● Data entries:

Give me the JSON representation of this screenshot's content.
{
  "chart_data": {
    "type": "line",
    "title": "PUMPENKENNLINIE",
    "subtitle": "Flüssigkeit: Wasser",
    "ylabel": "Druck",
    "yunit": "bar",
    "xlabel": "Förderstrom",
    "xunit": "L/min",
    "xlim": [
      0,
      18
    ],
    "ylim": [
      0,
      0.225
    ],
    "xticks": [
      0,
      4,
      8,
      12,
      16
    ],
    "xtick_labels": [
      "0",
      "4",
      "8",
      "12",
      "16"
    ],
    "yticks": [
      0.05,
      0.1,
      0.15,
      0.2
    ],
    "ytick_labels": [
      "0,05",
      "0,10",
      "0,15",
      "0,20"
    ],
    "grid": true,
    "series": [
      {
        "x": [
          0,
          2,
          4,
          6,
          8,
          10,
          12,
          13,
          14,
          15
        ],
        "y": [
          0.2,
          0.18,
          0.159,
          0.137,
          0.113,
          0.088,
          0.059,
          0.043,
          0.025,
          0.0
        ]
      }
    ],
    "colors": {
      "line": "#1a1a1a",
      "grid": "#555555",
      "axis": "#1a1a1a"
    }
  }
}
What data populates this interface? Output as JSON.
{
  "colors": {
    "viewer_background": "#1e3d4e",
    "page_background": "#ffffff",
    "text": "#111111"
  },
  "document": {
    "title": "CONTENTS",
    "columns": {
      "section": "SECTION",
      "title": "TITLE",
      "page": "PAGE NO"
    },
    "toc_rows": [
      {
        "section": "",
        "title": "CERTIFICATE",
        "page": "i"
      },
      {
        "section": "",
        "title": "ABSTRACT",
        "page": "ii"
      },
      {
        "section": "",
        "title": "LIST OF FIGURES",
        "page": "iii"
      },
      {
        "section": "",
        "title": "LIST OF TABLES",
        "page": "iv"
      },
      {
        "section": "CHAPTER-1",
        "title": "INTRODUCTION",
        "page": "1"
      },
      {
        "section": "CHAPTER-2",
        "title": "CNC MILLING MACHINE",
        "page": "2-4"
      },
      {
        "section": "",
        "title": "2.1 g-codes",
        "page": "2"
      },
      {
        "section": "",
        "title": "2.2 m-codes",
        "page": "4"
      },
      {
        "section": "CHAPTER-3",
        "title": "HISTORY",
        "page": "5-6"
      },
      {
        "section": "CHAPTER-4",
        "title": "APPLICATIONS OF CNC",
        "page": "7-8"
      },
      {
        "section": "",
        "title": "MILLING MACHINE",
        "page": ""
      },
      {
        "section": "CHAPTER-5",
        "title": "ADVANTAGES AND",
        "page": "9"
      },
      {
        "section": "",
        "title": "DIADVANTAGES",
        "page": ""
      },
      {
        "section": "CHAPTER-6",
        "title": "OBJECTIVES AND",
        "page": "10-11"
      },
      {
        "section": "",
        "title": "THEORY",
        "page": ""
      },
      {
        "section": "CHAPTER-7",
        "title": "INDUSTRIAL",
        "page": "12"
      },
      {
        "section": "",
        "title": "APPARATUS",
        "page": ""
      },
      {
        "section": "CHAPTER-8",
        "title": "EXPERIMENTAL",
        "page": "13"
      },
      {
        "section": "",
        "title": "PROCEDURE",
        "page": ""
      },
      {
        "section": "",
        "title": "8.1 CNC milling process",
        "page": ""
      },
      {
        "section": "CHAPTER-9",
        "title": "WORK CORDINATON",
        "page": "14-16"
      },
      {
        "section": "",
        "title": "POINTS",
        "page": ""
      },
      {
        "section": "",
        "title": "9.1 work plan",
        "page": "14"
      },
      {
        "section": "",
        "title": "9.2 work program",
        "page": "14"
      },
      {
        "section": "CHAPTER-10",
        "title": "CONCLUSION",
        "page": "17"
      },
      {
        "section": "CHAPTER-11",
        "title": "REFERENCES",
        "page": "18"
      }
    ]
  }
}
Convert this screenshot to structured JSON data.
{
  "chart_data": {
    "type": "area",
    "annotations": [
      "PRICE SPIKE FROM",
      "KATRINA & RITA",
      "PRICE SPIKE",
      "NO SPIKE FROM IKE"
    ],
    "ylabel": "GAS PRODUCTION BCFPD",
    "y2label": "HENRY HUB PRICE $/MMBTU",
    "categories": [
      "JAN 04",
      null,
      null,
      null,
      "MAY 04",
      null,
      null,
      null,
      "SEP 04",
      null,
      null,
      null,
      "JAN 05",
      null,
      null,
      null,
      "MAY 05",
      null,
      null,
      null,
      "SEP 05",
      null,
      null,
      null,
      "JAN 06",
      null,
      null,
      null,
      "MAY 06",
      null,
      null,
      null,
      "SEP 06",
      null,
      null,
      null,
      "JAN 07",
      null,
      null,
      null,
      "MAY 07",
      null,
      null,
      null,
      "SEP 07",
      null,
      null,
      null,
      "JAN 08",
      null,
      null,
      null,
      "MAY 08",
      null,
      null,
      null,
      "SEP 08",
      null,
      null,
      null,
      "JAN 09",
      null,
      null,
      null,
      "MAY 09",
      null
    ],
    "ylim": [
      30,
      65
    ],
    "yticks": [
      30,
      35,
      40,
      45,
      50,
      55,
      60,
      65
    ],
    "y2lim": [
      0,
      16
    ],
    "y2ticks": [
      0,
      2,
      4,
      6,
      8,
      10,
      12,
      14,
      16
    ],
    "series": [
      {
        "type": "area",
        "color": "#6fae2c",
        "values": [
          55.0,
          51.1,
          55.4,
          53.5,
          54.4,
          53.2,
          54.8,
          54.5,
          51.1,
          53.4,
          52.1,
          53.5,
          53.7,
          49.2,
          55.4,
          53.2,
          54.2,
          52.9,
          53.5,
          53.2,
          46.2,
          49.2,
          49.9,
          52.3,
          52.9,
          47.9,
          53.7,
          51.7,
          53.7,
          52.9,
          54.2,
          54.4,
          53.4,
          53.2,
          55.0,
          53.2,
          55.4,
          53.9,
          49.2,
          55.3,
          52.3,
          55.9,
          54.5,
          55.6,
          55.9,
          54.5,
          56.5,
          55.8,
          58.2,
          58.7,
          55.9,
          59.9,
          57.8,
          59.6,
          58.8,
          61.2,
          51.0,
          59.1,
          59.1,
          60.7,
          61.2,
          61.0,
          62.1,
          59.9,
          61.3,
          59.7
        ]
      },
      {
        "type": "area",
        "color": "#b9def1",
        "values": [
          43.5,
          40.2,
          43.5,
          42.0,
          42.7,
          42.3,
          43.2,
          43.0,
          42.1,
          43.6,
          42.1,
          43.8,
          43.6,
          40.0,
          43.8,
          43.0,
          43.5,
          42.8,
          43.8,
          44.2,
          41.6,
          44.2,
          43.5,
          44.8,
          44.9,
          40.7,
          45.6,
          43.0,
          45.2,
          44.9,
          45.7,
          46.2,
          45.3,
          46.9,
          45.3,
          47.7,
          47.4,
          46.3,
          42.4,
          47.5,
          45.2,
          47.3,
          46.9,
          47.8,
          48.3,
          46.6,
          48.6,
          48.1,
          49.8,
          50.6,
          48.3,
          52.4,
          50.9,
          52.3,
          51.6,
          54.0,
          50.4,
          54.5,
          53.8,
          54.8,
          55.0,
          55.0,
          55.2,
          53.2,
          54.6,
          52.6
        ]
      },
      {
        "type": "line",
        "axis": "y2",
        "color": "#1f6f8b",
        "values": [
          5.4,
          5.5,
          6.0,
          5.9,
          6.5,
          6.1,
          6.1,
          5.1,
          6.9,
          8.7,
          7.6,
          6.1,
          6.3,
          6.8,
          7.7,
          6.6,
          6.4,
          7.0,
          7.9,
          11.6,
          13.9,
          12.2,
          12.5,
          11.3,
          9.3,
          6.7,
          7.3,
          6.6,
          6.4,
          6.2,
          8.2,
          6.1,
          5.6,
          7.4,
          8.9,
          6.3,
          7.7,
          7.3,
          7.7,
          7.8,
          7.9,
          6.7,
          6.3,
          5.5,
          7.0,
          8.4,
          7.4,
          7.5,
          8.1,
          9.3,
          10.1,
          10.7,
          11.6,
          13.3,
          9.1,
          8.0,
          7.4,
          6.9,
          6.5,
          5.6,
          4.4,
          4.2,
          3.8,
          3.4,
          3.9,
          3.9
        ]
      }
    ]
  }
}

● To do: Find the number of lines in which the word "type" occurs, and write nothing but that number.

● Answer for the task: 5